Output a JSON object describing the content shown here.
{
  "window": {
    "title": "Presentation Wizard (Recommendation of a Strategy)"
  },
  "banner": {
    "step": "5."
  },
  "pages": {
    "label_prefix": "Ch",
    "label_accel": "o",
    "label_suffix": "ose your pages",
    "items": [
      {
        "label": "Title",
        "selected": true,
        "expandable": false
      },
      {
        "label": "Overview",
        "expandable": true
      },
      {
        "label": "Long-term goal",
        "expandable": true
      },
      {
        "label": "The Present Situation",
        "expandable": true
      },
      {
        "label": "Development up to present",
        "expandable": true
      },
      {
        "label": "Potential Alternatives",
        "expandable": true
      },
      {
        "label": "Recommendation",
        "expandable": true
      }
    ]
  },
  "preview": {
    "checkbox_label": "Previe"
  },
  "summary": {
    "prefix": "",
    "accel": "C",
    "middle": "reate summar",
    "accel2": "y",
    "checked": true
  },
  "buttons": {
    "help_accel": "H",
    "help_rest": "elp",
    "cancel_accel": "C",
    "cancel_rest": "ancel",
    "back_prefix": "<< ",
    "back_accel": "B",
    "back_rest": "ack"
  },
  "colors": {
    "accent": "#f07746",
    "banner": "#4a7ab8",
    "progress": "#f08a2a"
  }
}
───
● **Task directions**
Write out the whole listing again. Match it word for word.

● **Written response**
Output a JSON object describing the content shown here.
{
  "window": {
    "title": "Presentation Wizard (Recommendation of a Strategy)"
  },
  "banner": {
    "step": "5."
  },
  "pages": {
    "label_prefix": "Ch",
    "label_accel": "o",
    "label_suffix": "ose your pages",
    "items": [
      {
        "label": "Title",
        "selected": true,
        "expandable": false
      },
      {
        "label": "Overview",
        "expandable": true
      },
      {
        "label": "Long-term goal",
        "expandable": true
      },
      {
        "label": "The Present Situation",
        "expandable": true
      },
      {
        "label": "Development up to present",
        "expandable": true
      },
      {
        "label": "Potential Alternatives",
        "expandable": true
      },
      {
        "label": "Recommendation",
        "expandable": true
      }
    ]
  },
  "preview": {
    "checkbox_label": "Previe"
  },
  "summary": {
    "prefix": "",
    "accel": "C",
    "middle": "reate summar",
    "accel2": "y",
    "checked": true
  },
  "buttons": {
    "help_accel": "H",
    "help_rest": "elp",
    "cancel_accel": "C",
    "cancel_rest": "ancel",
    "back_prefix": "<< ",
    "back_accel": "B",
    "back_rest": "ack"
  },
  "colors": {
    "accent": "#f07746",
    "banner": "#4a7ab8",
    "progress": "#f08a2a"
  }
}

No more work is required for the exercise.